Your instructions:
Pick out every line of the entries below where "name" occurs, and copy those lines.

(Records from a collection of figures)
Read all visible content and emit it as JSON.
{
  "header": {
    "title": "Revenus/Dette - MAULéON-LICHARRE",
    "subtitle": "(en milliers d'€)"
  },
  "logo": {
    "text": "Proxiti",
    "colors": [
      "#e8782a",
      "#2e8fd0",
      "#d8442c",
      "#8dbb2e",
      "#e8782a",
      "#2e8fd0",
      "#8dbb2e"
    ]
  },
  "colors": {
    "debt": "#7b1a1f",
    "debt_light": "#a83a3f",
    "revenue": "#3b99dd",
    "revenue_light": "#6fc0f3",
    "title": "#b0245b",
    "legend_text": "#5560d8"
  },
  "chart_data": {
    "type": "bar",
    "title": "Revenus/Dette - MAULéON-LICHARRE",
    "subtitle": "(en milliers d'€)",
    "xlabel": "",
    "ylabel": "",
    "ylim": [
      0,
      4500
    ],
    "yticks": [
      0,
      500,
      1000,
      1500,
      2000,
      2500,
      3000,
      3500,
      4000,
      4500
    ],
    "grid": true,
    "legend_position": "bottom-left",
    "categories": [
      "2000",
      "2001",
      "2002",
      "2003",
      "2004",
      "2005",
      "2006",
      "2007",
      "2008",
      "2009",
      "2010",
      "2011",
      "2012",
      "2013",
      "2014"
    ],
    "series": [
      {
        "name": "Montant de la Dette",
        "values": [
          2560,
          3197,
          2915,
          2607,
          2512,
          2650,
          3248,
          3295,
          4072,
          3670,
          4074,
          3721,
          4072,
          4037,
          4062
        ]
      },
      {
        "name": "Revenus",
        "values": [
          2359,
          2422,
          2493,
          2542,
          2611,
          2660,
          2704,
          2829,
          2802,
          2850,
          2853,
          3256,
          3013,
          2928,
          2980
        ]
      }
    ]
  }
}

Written response:
        "name": "Montant de la Dette",
        "name": "Revenus",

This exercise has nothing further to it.